▶ Input for this task
==============================

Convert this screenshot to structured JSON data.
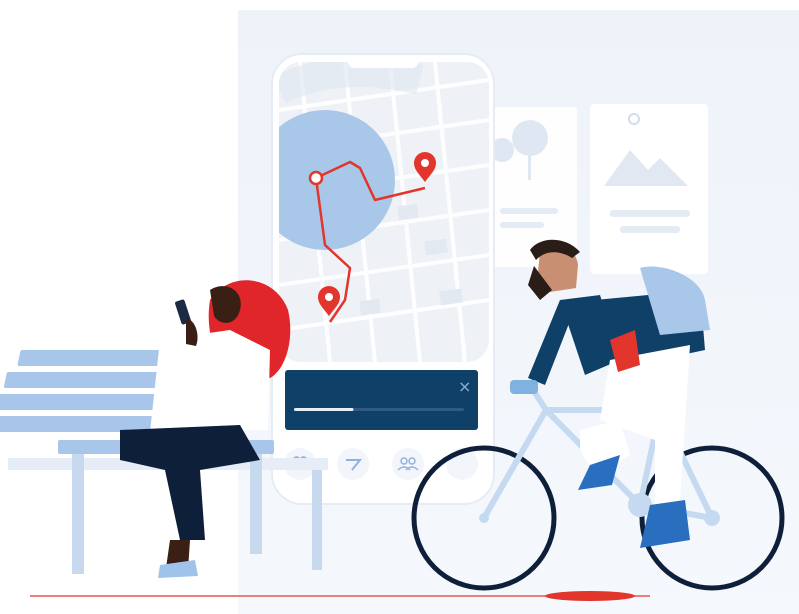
{
  "illustration": {
    "kind": "navigation-app-illustration",
    "route_color": "#e2352c",
    "accent_navy": "#0f4068",
    "light_blue": "#bcd3ec",
    "backdrop_blue": "#edf2fa",
    "pin_color": "#e2352c",
    "hair_color": "#e0262a"
  },
  "phone": {
    "icons": [
      "heart-icon",
      "bike-route-icon",
      "people-icon",
      "blank-circle-button"
    ]
  },
  "notification_card": {
    "close_glyph": "×",
    "progress": 0.35
  }
}
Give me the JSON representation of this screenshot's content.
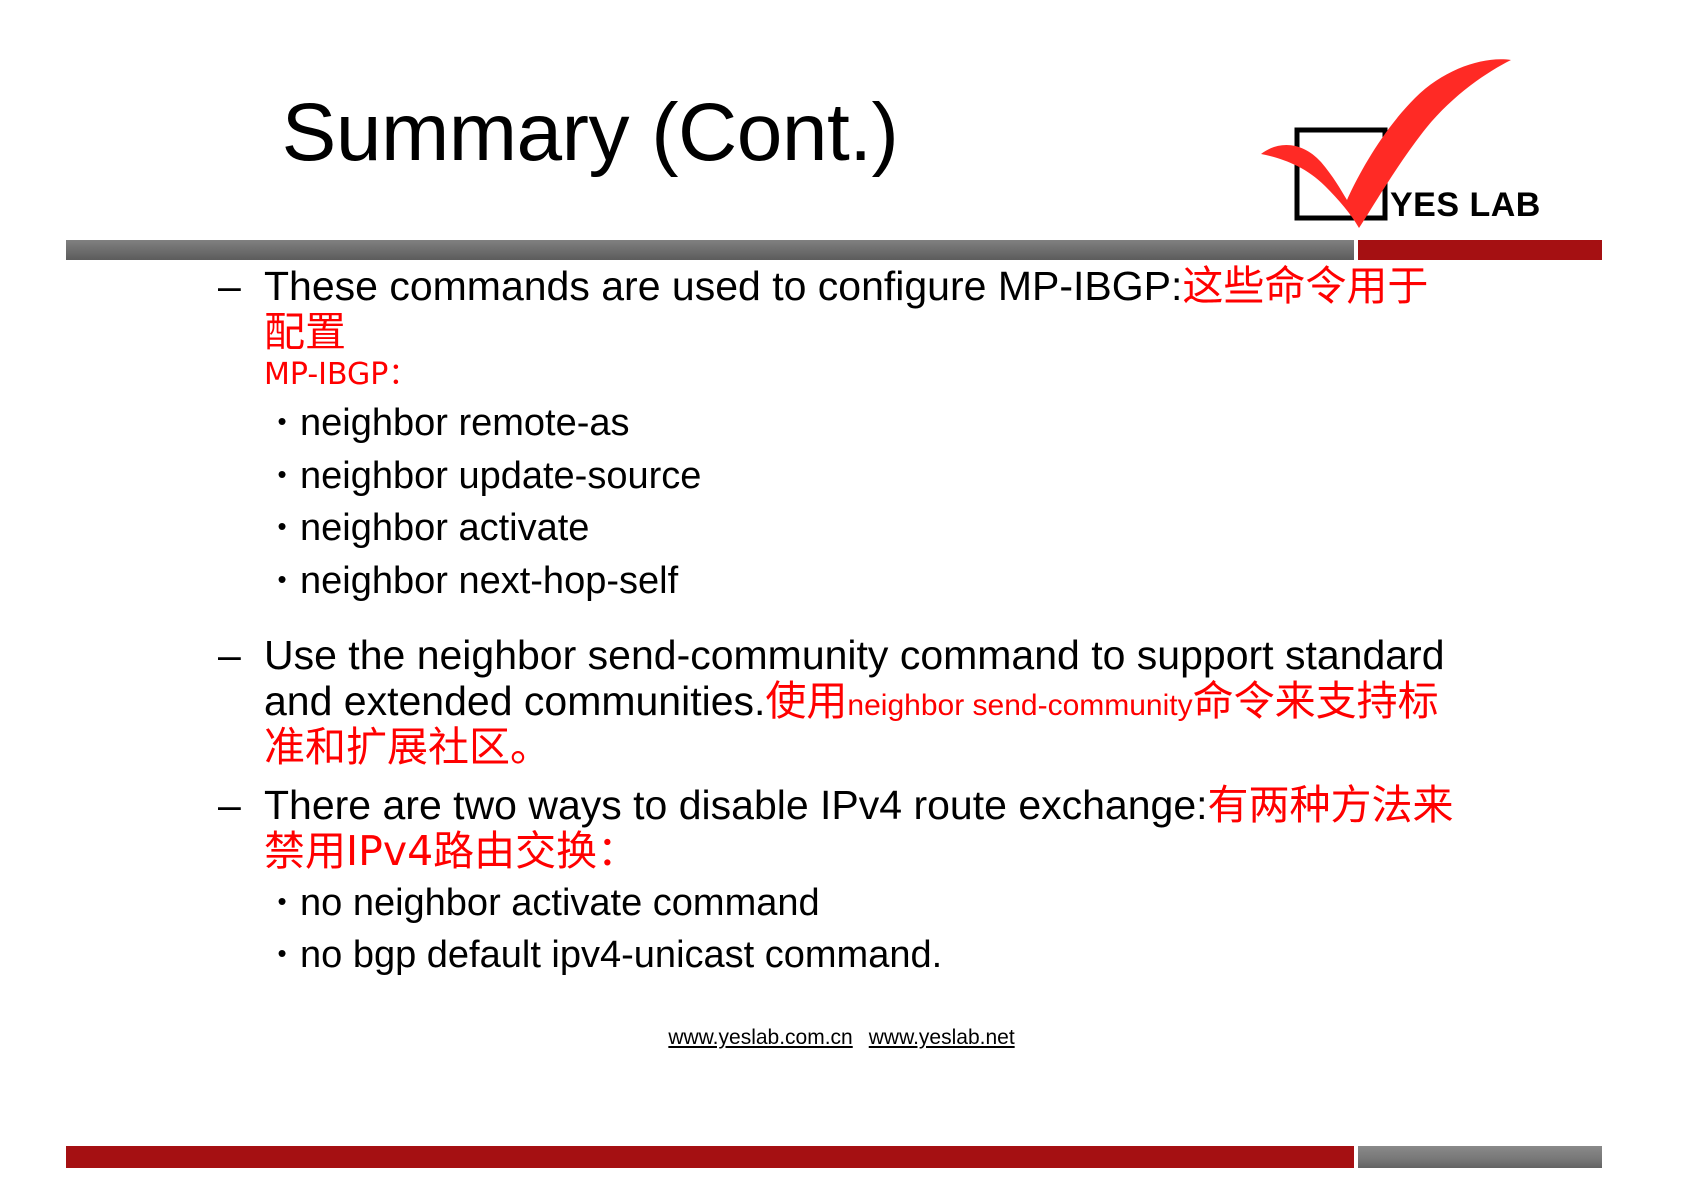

==============================

▶ To be done
Transcribe the listing in full. Omit the pictures and keep every line exact.

▶ Task output
Convert this screenshot to structured JSON data.
{
  "illustration": {
    "kind": "navigation-app-illustration",
    "route_color": "#e2352c",
    "accent_navy": "#0f4068",
    "light_blue": "#bcd3ec",
    "backdrop_blue": "#edf2fa",
    "pin_color": "#e2352c",
    "hair_color": "#e0262a"
  },
  "phone": {
    "icons": [
      "heart-icon",
      "bike-route-icon",
      "people-icon",
      "blank-circle-button"
    ]
  },
  "notification_card": {
    "close_glyph": "×",
    "progress": 0.35
  }
}
Give me the JSON representation of this screenshot's content.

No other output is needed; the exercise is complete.